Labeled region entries
■ ■ ■ ■ ■
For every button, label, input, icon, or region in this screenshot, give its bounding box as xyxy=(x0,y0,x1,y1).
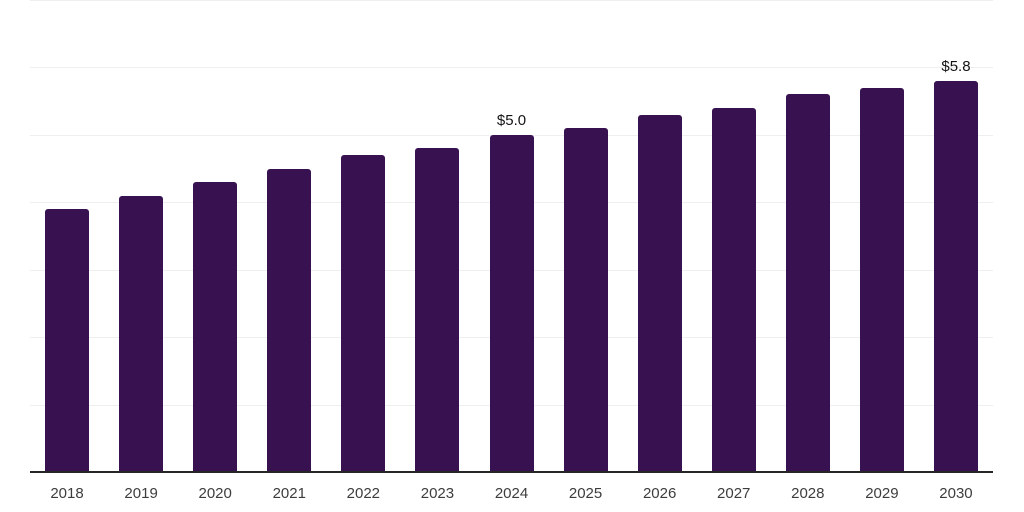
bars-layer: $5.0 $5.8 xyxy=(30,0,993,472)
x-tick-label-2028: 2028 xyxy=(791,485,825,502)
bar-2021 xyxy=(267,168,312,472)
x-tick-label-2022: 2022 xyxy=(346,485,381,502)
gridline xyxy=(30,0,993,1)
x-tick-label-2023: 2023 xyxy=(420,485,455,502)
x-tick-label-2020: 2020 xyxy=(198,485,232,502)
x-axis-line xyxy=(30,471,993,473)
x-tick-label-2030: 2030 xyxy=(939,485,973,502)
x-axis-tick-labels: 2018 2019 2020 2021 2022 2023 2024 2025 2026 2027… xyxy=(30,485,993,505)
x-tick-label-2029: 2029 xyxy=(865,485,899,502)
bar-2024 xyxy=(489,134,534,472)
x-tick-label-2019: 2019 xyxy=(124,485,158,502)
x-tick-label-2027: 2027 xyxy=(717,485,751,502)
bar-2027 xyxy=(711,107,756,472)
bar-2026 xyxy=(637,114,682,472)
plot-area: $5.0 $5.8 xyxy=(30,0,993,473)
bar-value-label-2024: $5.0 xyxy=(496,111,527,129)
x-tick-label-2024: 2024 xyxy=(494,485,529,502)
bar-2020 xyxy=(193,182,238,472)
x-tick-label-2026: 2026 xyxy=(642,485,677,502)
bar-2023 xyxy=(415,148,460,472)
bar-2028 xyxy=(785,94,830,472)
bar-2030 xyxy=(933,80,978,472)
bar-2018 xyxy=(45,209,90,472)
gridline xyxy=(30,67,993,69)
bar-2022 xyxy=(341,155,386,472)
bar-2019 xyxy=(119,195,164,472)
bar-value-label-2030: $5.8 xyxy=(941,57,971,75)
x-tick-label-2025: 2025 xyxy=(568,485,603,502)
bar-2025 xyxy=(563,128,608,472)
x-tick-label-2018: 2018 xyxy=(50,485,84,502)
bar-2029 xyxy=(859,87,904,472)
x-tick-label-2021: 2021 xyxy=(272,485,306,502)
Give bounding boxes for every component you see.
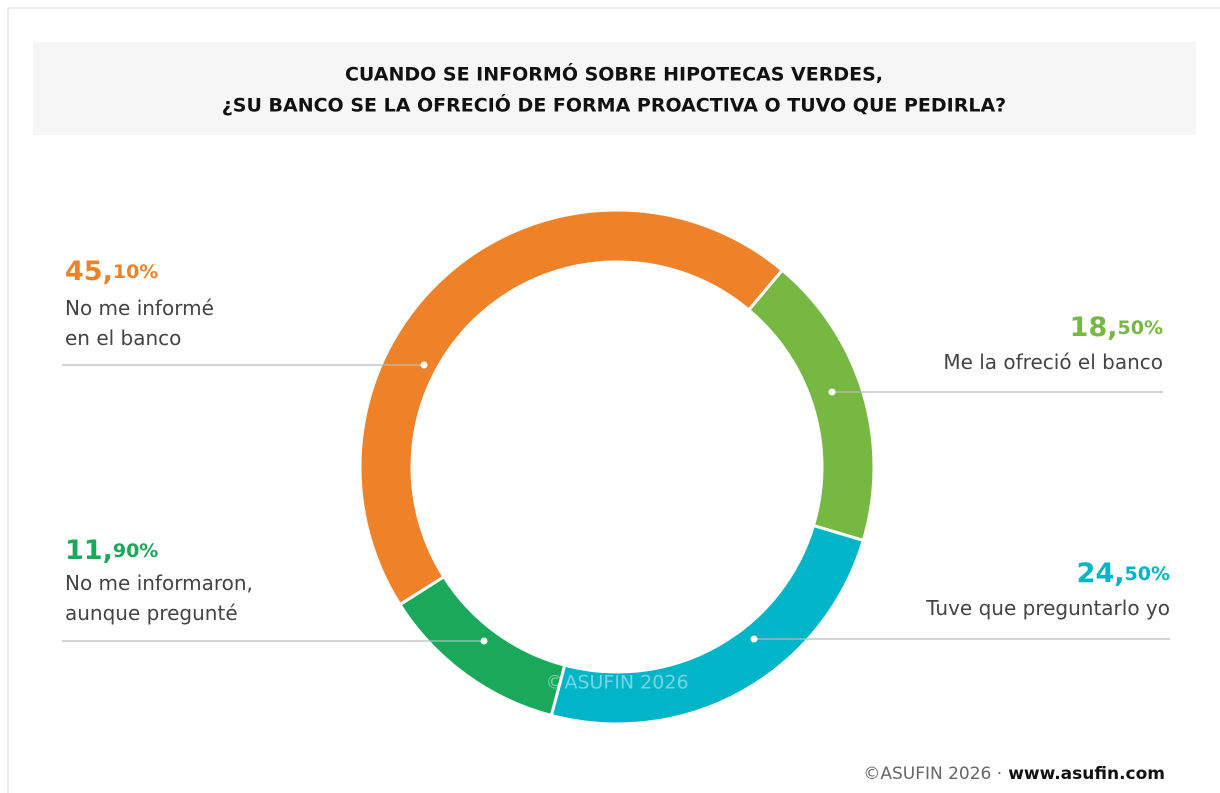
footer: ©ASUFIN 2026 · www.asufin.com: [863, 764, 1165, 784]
■ ■ ■ ■ ■
DIRECTIVE
Return every line of the records that contains the string "axis", treating uppercase and lowercase as distinct.

FULL SOLUTION
x-axis-line xyxy=(30,471,993,473)
x-axis-tick-labels: 2018 2019 2020 2021 2022 2023 2024 2025 2026 2027… xyxy=(30,485,993,505)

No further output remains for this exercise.